Input records:
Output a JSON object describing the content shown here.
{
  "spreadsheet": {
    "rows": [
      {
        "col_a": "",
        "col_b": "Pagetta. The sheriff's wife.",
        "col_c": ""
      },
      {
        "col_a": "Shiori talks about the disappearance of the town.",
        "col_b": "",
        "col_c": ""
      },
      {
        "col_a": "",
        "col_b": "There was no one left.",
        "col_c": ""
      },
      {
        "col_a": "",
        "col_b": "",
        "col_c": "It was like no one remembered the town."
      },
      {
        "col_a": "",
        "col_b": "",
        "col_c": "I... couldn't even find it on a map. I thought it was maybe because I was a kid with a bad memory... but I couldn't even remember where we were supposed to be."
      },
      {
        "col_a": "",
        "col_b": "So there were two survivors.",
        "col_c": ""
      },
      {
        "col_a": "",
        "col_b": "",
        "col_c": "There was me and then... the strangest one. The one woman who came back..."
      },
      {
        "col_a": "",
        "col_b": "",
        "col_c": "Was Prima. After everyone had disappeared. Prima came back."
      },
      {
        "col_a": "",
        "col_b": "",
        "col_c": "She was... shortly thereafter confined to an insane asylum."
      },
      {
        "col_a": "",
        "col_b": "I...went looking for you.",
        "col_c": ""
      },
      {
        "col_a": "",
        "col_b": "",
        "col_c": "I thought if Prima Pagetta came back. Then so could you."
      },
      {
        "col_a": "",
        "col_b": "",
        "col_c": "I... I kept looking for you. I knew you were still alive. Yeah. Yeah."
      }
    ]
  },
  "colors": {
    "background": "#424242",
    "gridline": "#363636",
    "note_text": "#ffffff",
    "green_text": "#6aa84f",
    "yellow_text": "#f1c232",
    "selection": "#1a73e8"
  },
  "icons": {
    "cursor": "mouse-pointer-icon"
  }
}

Instructions to follow:
All of the entries above must be quoted exactly.

Exercise result:
Output a JSON object describing the content shown here.
{
  "spreadsheet": {
    "rows": [
      {
        "col_a": "",
        "col_b": "Pagetta. The sheriff's wife.",
        "col_c": ""
      },
      {
        "col_a": "Shiori talks about the disappearance of the town.",
        "col_b": "",
        "col_c": ""
      },
      {
        "col_a": "",
        "col_b": "There was no one left.",
        "col_c": ""
      },
      {
        "col_a": "",
        "col_b": "",
        "col_c": "It was like no one remembered the town."
      },
      {
        "col_a": "",
        "col_b": "",
        "col_c": "I... couldn't even find it on a map. I thought it was maybe because I was a kid with a bad memory... but I couldn't even remember where we were supposed to be."
      },
      {
        "col_a": "",
        "col_b": "So there were two survivors.",
        "col_c": ""
      },
      {
        "col_a": "",
        "col_b": "",
        "col_c": "There was me and then... the strangest one. The one woman who came back..."
      },
      {
        "col_a": "",
        "col_b": "",
        "col_c": "Was Prima. After everyone had disappeared. Prima came back."
      },
      {
        "col_a": "",
        "col_b": "",
        "col_c": "She was... shortly thereafter confined to an insane asylum."
      },
      {
        "col_a": "",
        "col_b": "I...went looking for you.",
        "col_c": ""
      },
      {
        "col_a": "",
        "col_b": "",
        "col_c": "I thought if Prima Pagetta came back. Then so could you."
      },
      {
        "col_a": "",
        "col_b": "",
        "col_c": "I... I kept looking for you. I knew you were still alive. Yeah. Yeah."
      }
    ]
  },
  "colors": {
    "background": "#424242",
    "gridline": "#363636",
    "note_text": "#ffffff",
    "green_text": "#6aa84f",
    "yellow_text": "#f1c232",
    "selection": "#1a73e8"
  },
  "icons": {
    "cursor": "mouse-pointer-icon"
  }
}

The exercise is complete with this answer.